What you need to do
Skip all pictures, then print the remaining material exactly.

Data shown
## BEGIN

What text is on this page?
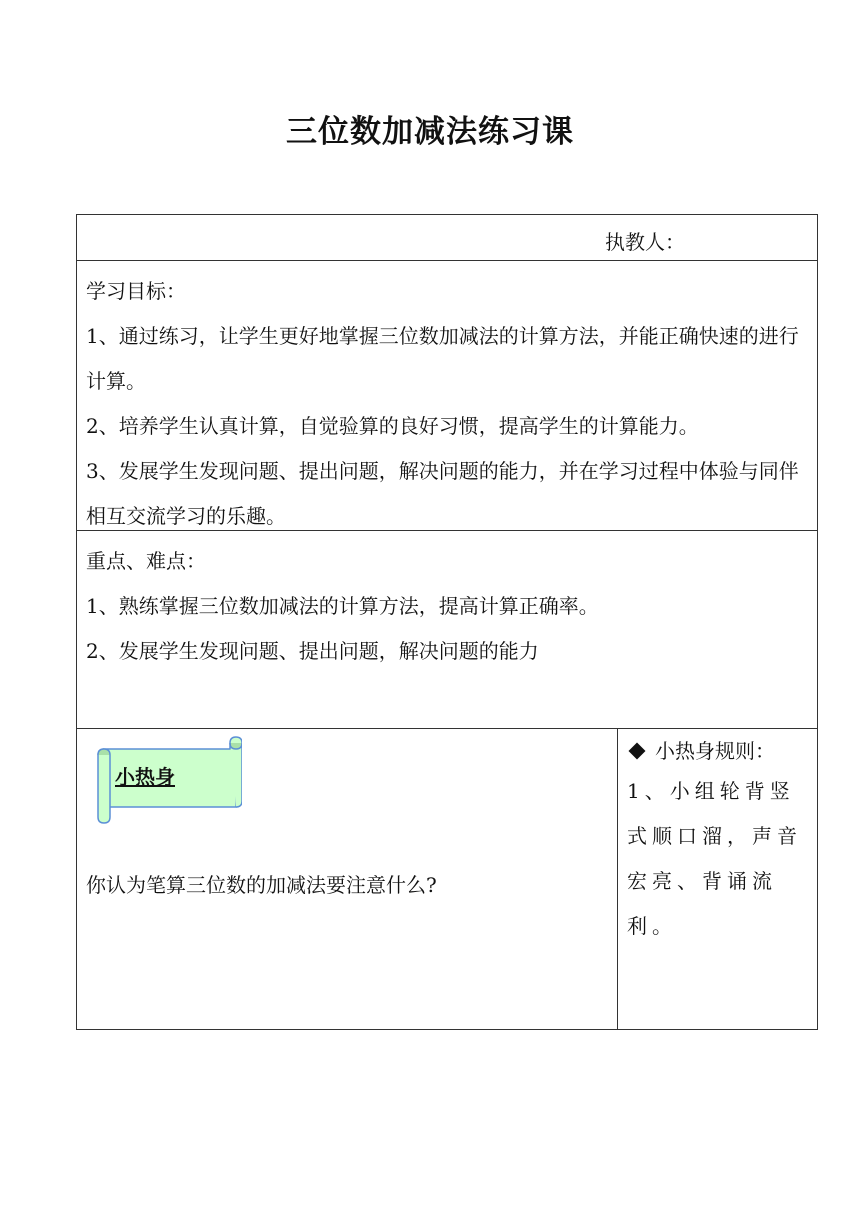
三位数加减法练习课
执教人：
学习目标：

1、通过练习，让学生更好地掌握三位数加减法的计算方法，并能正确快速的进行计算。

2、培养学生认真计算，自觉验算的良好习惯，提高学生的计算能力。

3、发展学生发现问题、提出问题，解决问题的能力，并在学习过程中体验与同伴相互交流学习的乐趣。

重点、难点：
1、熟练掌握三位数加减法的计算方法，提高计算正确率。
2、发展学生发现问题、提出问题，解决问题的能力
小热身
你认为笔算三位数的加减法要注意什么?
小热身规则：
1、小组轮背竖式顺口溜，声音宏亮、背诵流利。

## END

Exercise output
What text is on this page?
三位数加减法练习课
执教人：
学习目标：

1、通过练习，让学生更好地掌握三位数加减法的计算方法，并能正确快速的进行计算。

2、培养学生认真计算，自觉验算的良好习惯，提高学生的计算能力。

3、发展学生发现问题、提出问题，解决问题的能力，并在学习过程中体验与同伴相互交流学习的乐趣。

重点、难点：
1、熟练掌握三位数加减法的计算方法，提高计算正确率。
2、发展学生发现问题、提出问题，解决问题的能力
小热身
你认为笔算三位数的加减法要注意什么?
小热身规则：
1、小组轮背竖式顺口溜，声音宏亮、背诵流利。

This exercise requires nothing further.